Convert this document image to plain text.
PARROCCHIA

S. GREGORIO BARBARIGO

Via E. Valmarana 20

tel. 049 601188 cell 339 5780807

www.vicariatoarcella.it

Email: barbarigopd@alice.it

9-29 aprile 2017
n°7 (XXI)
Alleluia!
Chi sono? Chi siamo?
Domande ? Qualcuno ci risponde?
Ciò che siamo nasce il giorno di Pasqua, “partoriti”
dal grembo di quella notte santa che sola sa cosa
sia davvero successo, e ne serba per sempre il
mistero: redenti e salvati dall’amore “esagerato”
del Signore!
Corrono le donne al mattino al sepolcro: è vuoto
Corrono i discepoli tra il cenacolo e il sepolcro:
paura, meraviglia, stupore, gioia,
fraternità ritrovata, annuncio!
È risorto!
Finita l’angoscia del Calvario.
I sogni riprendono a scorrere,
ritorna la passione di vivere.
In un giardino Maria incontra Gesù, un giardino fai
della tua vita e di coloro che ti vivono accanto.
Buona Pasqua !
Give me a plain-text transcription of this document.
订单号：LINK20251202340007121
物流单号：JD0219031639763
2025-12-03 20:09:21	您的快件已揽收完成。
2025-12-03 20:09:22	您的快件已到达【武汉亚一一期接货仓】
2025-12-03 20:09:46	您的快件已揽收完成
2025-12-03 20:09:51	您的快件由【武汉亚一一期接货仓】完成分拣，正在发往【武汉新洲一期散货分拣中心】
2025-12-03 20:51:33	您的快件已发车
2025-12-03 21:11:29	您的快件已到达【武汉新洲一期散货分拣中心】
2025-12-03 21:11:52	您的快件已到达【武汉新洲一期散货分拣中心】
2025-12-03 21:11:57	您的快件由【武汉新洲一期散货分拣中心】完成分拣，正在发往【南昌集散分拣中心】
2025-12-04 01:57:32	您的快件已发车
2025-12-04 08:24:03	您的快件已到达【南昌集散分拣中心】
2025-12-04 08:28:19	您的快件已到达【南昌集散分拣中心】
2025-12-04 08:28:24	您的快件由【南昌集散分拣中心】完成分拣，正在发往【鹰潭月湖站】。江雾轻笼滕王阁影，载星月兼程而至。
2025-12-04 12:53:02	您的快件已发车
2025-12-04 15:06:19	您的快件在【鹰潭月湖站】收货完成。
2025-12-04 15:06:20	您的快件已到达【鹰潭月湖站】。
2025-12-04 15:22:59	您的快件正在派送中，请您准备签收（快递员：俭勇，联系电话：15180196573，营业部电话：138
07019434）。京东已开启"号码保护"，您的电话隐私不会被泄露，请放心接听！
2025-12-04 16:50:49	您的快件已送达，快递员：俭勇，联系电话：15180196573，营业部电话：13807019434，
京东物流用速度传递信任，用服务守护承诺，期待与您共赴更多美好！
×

* [What needs to be done]:
Your task is to repeat each line of the material exactly.

* [Response to the exercise]:
Convert this document image to plain text.
PARROCCHIA

S. GREGORIO BARBARIGO

Via E. Valmarana 20

tel. 049 601188 cell 339 5780807

www.vicariatoarcella.it

Email: barbarigopd@alice.it

9-29 aprile 2017
n°7 (XXI)
Alleluia!
Chi sono? Chi siamo?
Domande ? Qualcuno ci risponde?
Ciò che siamo nasce il giorno di Pasqua, “partoriti”
dal grembo di quella notte santa che sola sa cosa
sia davvero successo, e ne serba per sempre il
mistero: redenti e salvati dall’amore “esagerato”
del Signore!
Corrono le donne al mattino al sepolcro: è vuoto
Corrono i discepoli tra il cenacolo e il sepolcro:
paura, meraviglia, stupore, gioia,
fraternità ritrovata, annuncio!
È risorto!
Finita l’angoscia del Calvario.
I sogni riprendono a scorrere,
ritorna la passione di vivere.
In un giardino Maria incontra Gesù, un giardino fai
della tua vita e di coloro che ti vivono accanto.
Buona Pasqua !
Give me a plain-text transcription of this document.
订单号：LINK20251202340007121
物流单号：JD0219031639763
2025-12-03 20:09:21	您的快件已揽收完成。
2025-12-03 20:09:22	您的快件已到达【武汉亚一一期接货仓】
2025-12-03 20:09:46	您的快件已揽收完成
2025-12-03 20:09:51	您的快件由【武汉亚一一期接货仓】完成分拣，正在发往【武汉新洲一期散货分拣中心】
2025-12-03 20:51:33	您的快件已发车
2025-12-03 21:11:29	您的快件已到达【武汉新洲一期散货分拣中心】
2025-12-03 21:11:52	您的快件已到达【武汉新洲一期散货分拣中心】
2025-12-03 21:11:57	您的快件由【武汉新洲一期散货分拣中心】完成分拣，正在发往【南昌集散分拣中心】
2025-12-04 01:57:32	您的快件已发车
2025-12-04 08:24:03	您的快件已到达【南昌集散分拣中心】
2025-12-04 08:28:19	您的快件已到达【南昌集散分拣中心】
2025-12-04 08:28:24	您的快件由【南昌集散分拣中心】完成分拣，正在发往【鹰潭月湖站】。江雾轻笼滕王阁影，载星月兼程而至。
2025-12-04 12:53:02	您的快件已发车
2025-12-04 15:06:19	您的快件在【鹰潭月湖站】收货完成。
2025-12-04 15:06:20	您的快件已到达【鹰潭月湖站】。
2025-12-04 15:22:59	您的快件正在派送中，请您准备签收（快递员：俭勇，联系电话：15180196573，营业部电话：138
07019434）。京东已开启"号码保护"，您的电话隐私不会被泄露，请放心接听！
2025-12-04 16:50:49	您的快件已送达，快递员：俭勇，联系电话：15180196573，营业部电话：13807019434，
京东物流用速度传递信任，用服务守护承诺，期待与您共赴更多美好！
×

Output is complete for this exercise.